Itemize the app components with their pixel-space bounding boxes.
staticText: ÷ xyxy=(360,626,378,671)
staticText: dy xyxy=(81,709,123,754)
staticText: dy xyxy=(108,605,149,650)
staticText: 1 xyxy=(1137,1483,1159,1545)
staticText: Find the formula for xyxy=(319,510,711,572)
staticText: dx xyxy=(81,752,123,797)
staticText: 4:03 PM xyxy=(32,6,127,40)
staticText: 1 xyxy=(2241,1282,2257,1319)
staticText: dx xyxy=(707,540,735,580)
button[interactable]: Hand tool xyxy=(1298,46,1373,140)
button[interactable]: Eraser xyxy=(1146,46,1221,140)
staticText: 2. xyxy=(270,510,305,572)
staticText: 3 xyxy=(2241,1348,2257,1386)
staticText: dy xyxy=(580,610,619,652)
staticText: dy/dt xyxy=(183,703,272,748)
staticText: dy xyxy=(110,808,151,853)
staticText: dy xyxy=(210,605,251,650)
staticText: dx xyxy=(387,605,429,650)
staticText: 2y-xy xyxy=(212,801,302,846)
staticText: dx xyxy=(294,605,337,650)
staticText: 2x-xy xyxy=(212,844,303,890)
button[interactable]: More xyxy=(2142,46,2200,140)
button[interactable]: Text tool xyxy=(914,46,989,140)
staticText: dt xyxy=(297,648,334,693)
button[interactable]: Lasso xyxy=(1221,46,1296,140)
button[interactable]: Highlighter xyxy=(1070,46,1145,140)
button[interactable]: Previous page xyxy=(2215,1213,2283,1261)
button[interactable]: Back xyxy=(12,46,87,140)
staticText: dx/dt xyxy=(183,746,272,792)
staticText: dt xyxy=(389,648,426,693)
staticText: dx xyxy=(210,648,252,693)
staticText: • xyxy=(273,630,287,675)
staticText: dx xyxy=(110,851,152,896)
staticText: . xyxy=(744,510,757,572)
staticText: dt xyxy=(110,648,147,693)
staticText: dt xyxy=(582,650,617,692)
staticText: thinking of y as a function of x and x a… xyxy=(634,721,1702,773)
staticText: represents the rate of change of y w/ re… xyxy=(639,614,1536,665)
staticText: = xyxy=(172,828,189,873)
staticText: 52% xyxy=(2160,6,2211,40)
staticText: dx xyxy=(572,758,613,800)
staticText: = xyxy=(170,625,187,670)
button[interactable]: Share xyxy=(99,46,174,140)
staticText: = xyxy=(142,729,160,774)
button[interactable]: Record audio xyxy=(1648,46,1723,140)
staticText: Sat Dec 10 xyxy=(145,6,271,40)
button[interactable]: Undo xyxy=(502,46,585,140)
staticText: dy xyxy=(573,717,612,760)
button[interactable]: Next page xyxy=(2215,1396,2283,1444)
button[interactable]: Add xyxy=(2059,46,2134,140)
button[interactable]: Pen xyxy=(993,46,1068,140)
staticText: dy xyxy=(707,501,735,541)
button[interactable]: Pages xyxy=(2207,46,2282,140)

*Stated problem:* Copy out all the entries again, swapping "Eraser" for "Rubber" and keeping everything else the same.

*The completed task:*
Itemize the app components with their pixel-space bounding boxes.
staticText: ÷ xyxy=(360,626,378,671)
staticText: dy xyxy=(81,709,123,754)
staticText: dy xyxy=(108,605,149,650)
staticText: 1 xyxy=(1137,1483,1159,1545)
staticText: Find the formula for xyxy=(319,510,711,572)
staticText: dx xyxy=(81,752,123,797)
staticText: 4:03 PM xyxy=(32,6,127,40)
staticText: 1 xyxy=(2241,1282,2257,1319)
staticText: dx xyxy=(707,540,735,580)
button[interactable]: Hand tool xyxy=(1298,46,1373,140)
button[interactable]: Rubber xyxy=(1146,46,1221,140)
staticText: 2. xyxy=(270,510,305,572)
staticText: 3 xyxy=(2241,1348,2257,1386)
staticText: dy xyxy=(580,610,619,652)
staticText: dy/dt xyxy=(183,703,272,748)
staticText: dy xyxy=(110,808,151,853)
staticText: dy xyxy=(210,605,251,650)
staticText: dx xyxy=(387,605,429,650)
staticText: 2y-xy xyxy=(212,801,302,846)
staticText: dx xyxy=(294,605,337,650)
staticText: 2x-xy xyxy=(212,844,303,890)
button[interactable]: More xyxy=(2142,46,2200,140)
button[interactable]: Text tool xyxy=(914,46,989,140)
staticText: dt xyxy=(297,648,334,693)
button[interactable]: Lasso xyxy=(1221,46,1296,140)
button[interactable]: Highlighter xyxy=(1070,46,1145,140)
button[interactable]: Previous page xyxy=(2215,1213,2283,1261)
button[interactable]: Back xyxy=(12,46,87,140)
staticText: dx/dt xyxy=(183,746,272,792)
staticText: dt xyxy=(389,648,426,693)
staticText: dx xyxy=(210,648,252,693)
staticText: • xyxy=(273,630,287,675)
staticText: dx xyxy=(110,851,152,896)
staticText: . xyxy=(744,510,757,572)
staticText: dt xyxy=(110,648,147,693)
staticText: dt xyxy=(582,650,617,692)
staticText: thinking of y as a function of x and x a… xyxy=(634,721,1702,773)
staticText: represents the rate of change of y w/ re… xyxy=(639,614,1536,665)
staticText: = xyxy=(172,828,189,873)
staticText: 52% xyxy=(2160,6,2211,40)
staticText: dx xyxy=(572,758,613,800)
staticText: = xyxy=(170,625,187,670)
button[interactable]: Share xyxy=(99,46,174,140)
staticText: = xyxy=(142,729,160,774)
button[interactable]: Record audio xyxy=(1648,46,1723,140)
staticText: Sat Dec 10 xyxy=(145,6,271,40)
button[interactable]: Undo xyxy=(502,46,585,140)
staticText: dy xyxy=(573,717,612,760)
button[interactable]: Next page xyxy=(2215,1396,2283,1444)
button[interactable]: Add xyxy=(2059,46,2134,140)
button[interactable]: Pen xyxy=(993,46,1068,140)
staticText: dy xyxy=(707,501,735,541)
button[interactable]: Pages xyxy=(2207,46,2282,140)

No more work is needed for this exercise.